ABOUT THIS EXERCISE
Please copy every line of the data in which the string "message" appears.

═════ SOURCE DATA

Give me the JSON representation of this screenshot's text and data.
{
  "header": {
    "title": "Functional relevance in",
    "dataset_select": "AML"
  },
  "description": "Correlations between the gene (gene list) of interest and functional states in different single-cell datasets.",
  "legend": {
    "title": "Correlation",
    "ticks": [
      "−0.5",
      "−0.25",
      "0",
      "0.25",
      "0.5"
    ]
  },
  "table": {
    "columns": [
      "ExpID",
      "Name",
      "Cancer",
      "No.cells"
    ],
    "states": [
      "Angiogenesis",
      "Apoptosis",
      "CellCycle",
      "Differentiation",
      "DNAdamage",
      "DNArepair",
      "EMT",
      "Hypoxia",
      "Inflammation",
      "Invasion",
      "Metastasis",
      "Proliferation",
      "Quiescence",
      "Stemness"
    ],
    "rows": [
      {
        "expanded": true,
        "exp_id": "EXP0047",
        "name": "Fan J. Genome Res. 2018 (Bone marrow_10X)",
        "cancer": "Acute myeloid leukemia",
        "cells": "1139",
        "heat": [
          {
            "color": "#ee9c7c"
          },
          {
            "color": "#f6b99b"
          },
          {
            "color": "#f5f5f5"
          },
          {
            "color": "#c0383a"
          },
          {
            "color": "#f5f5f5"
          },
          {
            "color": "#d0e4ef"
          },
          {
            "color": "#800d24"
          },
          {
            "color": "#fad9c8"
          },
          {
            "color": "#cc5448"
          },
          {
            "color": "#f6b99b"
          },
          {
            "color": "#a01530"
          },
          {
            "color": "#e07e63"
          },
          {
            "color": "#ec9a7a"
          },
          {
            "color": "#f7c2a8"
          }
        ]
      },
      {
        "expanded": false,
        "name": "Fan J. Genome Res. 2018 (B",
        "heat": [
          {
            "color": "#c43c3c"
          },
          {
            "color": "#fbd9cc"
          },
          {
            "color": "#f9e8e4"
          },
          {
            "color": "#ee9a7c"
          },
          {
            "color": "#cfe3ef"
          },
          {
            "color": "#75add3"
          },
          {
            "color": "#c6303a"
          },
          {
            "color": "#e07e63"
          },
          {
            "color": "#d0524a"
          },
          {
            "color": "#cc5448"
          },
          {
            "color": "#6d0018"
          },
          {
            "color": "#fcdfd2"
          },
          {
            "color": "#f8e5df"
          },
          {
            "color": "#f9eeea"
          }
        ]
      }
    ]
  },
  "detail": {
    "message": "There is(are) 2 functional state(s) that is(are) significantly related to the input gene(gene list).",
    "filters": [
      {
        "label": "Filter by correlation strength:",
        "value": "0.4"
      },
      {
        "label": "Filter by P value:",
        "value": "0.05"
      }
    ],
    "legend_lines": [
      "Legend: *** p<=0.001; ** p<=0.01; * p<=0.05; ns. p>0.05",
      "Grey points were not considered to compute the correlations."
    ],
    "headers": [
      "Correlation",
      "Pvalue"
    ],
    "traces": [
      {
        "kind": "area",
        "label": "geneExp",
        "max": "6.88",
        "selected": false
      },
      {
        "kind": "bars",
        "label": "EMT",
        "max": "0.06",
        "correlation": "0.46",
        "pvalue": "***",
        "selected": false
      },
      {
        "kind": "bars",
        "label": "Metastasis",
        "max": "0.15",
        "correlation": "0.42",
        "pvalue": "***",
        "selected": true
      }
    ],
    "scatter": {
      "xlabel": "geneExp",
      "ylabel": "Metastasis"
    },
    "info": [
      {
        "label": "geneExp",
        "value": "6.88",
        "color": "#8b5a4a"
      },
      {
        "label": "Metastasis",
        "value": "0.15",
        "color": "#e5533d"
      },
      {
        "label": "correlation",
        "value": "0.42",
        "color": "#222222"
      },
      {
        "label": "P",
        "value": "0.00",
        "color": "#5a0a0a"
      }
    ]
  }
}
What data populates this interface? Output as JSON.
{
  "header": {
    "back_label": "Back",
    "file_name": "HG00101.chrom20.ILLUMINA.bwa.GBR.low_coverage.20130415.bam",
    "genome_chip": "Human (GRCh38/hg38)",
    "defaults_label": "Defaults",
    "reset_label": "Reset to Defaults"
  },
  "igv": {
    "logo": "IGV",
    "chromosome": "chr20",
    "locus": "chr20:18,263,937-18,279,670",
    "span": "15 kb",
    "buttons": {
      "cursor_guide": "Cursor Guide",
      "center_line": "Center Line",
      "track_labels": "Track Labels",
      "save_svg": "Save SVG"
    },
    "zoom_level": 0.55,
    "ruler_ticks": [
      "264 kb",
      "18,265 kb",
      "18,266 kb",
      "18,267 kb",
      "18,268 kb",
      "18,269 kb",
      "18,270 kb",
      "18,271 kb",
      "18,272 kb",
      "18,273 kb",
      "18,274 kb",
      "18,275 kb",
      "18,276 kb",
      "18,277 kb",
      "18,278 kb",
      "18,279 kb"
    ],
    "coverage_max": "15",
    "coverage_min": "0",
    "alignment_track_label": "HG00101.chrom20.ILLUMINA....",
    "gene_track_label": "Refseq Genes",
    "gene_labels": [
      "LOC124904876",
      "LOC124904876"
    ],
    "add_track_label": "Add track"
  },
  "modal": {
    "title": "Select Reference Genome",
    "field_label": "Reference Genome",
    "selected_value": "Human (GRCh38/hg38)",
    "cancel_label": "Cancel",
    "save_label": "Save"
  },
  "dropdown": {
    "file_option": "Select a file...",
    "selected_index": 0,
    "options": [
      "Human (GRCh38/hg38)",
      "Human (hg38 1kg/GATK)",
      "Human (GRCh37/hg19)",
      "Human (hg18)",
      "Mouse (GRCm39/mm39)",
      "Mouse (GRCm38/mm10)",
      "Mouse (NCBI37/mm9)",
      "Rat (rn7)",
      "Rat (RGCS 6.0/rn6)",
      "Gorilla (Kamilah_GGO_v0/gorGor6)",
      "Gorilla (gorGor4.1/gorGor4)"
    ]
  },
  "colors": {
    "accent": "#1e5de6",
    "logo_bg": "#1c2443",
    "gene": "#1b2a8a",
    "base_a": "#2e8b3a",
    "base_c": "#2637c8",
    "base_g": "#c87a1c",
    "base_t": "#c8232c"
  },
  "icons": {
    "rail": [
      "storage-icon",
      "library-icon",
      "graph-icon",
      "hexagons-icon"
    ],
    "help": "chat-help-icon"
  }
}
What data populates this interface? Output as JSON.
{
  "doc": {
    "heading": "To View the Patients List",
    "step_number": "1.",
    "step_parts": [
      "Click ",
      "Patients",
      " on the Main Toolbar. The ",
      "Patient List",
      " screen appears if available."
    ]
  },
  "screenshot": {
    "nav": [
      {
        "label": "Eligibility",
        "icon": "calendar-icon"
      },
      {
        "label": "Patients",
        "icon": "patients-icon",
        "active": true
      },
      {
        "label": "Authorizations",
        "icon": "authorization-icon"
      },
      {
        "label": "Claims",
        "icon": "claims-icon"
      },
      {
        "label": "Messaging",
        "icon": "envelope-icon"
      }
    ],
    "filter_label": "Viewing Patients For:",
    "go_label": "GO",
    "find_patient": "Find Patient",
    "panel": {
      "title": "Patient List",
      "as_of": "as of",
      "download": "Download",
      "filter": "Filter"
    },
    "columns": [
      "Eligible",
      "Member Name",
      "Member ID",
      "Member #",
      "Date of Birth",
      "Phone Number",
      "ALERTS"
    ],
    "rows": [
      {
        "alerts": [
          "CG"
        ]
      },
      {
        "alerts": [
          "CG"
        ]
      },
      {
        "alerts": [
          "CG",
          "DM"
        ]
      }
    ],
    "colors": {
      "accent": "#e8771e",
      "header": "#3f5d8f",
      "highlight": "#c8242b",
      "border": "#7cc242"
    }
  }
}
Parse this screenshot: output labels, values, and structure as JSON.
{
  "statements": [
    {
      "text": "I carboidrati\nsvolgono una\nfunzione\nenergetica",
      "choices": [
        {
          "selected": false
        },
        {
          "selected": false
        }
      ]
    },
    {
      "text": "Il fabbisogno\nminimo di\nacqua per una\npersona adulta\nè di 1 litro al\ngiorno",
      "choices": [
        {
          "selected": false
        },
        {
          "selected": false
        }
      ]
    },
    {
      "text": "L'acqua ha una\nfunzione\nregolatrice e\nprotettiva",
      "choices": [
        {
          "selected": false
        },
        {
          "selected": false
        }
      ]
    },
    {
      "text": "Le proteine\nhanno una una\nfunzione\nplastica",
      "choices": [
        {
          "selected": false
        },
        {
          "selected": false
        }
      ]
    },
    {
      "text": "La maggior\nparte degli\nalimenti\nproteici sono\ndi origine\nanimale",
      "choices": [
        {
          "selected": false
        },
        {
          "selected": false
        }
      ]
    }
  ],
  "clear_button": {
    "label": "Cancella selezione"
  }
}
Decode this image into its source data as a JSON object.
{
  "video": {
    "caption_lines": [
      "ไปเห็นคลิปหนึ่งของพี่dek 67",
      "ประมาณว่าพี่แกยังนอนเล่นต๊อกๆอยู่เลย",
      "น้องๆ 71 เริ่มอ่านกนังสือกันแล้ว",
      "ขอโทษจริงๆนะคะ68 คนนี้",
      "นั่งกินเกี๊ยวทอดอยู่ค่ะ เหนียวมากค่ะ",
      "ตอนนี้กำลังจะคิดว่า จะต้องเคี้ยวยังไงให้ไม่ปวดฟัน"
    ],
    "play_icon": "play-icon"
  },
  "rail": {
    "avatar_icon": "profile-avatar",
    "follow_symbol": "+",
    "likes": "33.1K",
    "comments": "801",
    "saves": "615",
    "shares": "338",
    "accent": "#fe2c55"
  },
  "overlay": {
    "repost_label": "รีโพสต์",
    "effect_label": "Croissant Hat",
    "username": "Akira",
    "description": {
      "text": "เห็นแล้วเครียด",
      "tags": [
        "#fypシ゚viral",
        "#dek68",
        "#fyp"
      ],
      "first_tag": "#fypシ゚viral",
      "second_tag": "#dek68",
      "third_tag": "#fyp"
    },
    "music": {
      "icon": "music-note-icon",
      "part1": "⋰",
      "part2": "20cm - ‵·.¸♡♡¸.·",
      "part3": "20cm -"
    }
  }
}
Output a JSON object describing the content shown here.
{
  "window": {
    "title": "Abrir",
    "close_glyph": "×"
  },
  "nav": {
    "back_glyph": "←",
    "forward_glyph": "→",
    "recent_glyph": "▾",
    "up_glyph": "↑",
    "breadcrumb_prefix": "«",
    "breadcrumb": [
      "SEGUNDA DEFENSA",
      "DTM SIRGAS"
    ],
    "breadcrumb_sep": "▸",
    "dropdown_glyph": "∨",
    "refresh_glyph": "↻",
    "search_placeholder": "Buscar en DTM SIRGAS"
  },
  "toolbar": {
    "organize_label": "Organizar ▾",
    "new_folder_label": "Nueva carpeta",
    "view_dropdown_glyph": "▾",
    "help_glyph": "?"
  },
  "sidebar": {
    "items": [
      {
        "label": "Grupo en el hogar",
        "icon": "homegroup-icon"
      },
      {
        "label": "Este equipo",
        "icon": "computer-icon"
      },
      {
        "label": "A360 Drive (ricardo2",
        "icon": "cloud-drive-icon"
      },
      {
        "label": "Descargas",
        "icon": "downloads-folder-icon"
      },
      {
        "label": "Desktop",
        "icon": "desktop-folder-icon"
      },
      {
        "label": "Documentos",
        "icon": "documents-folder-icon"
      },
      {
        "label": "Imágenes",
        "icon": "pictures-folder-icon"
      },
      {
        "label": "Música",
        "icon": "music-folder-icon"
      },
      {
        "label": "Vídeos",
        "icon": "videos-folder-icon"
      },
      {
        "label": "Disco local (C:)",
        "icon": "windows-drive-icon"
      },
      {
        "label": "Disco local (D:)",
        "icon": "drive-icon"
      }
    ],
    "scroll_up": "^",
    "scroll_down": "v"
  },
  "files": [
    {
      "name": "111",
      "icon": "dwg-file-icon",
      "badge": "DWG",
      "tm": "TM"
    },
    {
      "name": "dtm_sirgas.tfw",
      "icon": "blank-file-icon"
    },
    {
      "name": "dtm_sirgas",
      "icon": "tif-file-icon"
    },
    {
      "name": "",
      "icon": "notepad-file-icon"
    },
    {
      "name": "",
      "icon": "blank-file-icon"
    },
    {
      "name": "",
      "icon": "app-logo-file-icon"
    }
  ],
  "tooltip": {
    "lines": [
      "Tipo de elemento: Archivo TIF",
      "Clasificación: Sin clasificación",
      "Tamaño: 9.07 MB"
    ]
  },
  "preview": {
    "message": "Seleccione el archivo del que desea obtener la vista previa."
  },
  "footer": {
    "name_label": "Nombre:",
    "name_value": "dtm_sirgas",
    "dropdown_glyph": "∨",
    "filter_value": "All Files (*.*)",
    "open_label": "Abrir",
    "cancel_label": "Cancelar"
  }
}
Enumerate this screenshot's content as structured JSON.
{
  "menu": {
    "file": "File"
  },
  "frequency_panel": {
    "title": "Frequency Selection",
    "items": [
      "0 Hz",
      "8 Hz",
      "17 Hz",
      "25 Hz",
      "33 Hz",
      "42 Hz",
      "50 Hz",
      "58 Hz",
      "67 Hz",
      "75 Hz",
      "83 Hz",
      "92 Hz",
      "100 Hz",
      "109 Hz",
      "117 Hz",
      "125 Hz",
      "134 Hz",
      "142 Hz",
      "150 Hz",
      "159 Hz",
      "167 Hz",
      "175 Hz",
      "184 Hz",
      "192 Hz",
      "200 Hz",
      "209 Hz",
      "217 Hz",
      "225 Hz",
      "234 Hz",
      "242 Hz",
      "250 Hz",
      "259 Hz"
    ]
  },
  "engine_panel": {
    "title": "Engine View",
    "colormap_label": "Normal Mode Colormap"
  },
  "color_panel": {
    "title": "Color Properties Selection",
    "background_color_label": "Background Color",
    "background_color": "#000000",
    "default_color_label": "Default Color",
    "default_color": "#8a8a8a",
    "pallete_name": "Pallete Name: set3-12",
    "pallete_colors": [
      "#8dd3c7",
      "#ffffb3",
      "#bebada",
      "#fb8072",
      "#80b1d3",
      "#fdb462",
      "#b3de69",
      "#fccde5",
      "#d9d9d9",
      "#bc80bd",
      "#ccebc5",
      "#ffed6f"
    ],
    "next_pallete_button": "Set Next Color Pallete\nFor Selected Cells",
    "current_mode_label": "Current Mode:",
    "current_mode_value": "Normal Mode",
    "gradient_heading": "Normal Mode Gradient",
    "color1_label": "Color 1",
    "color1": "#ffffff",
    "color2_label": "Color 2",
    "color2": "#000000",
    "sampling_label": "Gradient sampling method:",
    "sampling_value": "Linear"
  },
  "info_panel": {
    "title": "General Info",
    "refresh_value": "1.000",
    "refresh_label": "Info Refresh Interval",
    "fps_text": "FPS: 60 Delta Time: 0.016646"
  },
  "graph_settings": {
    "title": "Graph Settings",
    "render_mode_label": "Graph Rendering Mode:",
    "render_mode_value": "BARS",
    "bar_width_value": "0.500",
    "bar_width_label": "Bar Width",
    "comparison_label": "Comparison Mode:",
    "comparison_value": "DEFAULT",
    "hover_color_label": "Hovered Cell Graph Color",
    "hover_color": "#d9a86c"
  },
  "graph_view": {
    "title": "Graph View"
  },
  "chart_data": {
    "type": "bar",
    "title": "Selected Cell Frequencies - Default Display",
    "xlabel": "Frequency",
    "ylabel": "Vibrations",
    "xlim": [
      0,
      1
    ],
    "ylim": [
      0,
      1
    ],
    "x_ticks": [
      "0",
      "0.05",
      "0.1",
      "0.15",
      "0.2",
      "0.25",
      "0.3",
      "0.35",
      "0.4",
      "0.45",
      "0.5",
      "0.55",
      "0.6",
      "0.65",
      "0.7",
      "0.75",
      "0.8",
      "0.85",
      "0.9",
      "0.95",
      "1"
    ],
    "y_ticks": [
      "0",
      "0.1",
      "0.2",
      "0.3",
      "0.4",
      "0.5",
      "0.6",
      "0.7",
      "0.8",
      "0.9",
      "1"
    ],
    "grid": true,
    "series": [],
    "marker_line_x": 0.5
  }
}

══════════

THE COMPLETED TASK
    "message": "There is(are) 2 functional state(s) that is(are) significantly related to the input gene(gene list).",
    "message": "Seleccione el archivo del que desea obtener la vista previa."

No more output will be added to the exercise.